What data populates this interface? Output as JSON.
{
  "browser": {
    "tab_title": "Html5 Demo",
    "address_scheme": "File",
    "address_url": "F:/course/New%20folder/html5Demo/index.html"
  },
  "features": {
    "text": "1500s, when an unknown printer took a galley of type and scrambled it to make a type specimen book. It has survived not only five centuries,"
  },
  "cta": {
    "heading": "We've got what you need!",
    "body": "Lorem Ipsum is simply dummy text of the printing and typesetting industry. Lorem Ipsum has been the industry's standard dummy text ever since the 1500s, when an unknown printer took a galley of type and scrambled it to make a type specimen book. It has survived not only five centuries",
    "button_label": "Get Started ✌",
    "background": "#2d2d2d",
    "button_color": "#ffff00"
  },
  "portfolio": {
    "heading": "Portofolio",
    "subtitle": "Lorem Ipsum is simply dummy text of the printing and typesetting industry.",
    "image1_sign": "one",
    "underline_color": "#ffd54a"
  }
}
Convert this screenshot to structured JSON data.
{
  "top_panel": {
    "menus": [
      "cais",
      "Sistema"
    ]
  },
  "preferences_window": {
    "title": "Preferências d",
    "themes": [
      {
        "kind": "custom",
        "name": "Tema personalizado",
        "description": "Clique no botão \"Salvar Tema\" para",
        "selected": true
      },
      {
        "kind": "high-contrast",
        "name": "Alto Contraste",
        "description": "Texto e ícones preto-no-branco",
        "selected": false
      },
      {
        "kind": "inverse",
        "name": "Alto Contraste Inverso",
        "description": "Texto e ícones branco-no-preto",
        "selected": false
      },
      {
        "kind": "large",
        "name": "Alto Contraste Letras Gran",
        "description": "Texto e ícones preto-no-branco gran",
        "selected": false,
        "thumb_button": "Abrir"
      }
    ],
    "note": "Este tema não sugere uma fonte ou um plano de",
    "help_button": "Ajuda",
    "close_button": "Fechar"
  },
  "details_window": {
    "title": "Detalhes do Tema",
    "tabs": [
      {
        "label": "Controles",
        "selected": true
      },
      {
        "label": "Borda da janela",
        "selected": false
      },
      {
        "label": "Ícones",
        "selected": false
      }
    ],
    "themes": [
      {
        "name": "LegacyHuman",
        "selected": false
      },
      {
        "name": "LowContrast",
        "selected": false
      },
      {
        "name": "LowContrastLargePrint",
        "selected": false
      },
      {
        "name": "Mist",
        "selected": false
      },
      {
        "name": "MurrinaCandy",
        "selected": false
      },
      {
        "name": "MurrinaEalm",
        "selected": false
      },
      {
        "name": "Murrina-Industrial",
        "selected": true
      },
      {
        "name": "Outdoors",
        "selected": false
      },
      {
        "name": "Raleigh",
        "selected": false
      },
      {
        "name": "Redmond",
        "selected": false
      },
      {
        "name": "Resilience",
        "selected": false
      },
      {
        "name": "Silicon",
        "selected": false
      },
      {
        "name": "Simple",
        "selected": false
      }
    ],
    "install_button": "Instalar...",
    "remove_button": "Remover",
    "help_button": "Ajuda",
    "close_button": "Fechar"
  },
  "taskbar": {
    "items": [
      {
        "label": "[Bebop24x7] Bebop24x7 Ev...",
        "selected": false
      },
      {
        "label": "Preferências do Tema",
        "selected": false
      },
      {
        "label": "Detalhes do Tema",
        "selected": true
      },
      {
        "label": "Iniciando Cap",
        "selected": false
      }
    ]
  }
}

-=-=-=-=-

**EXERCISE BRIEF**
Exactly reproduce every line of the records.

**CORRECT OUTPUT**
What data populates this interface? Output as JSON.
{
  "browser": {
    "tab_title": "Html5 Demo",
    "address_scheme": "File",
    "address_url": "F:/course/New%20folder/html5Demo/index.html"
  },
  "features": {
    "text": "1500s, when an unknown printer took a galley of type and scrambled it to make a type specimen book. It has survived not only five centuries,"
  },
  "cta": {
    "heading": "We've got what you need!",
    "body": "Lorem Ipsum is simply dummy text of the printing and typesetting industry. Lorem Ipsum has been the industry's standard dummy text ever since the 1500s, when an unknown printer took a galley of type and scrambled it to make a type specimen book. It has survived not only five centuries",
    "button_label": "Get Started ✌",
    "background": "#2d2d2d",
    "button_color": "#ffff00"
  },
  "portfolio": {
    "heading": "Portofolio",
    "subtitle": "Lorem Ipsum is simply dummy text of the printing and typesetting industry.",
    "image1_sign": "one",
    "underline_color": "#ffd54a"
  }
}
Convert this screenshot to structured JSON data.
{
  "top_panel": {
    "menus": [
      "cais",
      "Sistema"
    ]
  },
  "preferences_window": {
    "title": "Preferências d",
    "themes": [
      {
        "kind": "custom",
        "name": "Tema personalizado",
        "description": "Clique no botão \"Salvar Tema\" para",
        "selected": true
      },
      {
        "kind": "high-contrast",
        "name": "Alto Contraste",
        "description": "Texto e ícones preto-no-branco",
        "selected": false
      },
      {
        "kind": "inverse",
        "name": "Alto Contraste Inverso",
        "description": "Texto e ícones branco-no-preto",
        "selected": false
      },
      {
        "kind": "large",
        "name": "Alto Contraste Letras Gran",
        "description": "Texto e ícones preto-no-branco gran",
        "selected": false,
        "thumb_button": "Abrir"
      }
    ],
    "note": "Este tema não sugere uma fonte ou um plano de",
    "help_button": "Ajuda",
    "close_button": "Fechar"
  },
  "details_window": {
    "title": "Detalhes do Tema",
    "tabs": [
      {
        "label": "Controles",
        "selected": true
      },
      {
        "label": "Borda da janela",
        "selected": false
      },
      {
        "label": "Ícones",
        "selected": false
      }
    ],
    "themes": [
      {
        "name": "LegacyHuman",
        "selected": false
      },
      {
        "name": "LowContrast",
        "selected": false
      },
      {
        "name": "LowContrastLargePrint",
        "selected": false
      },
      {
        "name": "Mist",
        "selected": false
      },
      {
        "name": "MurrinaCandy",
        "selected": false
      },
      {
        "name": "MurrinaEalm",
        "selected": false
      },
      {
        "name": "Murrina-Industrial",
        "selected": true
      },
      {
        "name": "Outdoors",
        "selected": false
      },
      {
        "name": "Raleigh",
        "selected": false
      },
      {
        "name": "Redmond",
        "selected": false
      },
      {
        "name": "Resilience",
        "selected": false
      },
      {
        "name": "Silicon",
        "selected": false
      },
      {
        "name": "Simple",
        "selected": false
      }
    ],
    "install_button": "Instalar...",
    "remove_button": "Remover",
    "help_button": "Ajuda",
    "close_button": "Fechar"
  },
  "taskbar": {
    "items": [
      {
        "label": "[Bebop24x7] Bebop24x7 Ev...",
        "selected": false
      },
      {
        "label": "Preferências do Tema",
        "selected": false
      },
      {
        "label": "Detalhes do Tema",
        "selected": true
      },
      {
        "label": "Iniciando Cap",
        "selected": false
      }
    ]
  }
}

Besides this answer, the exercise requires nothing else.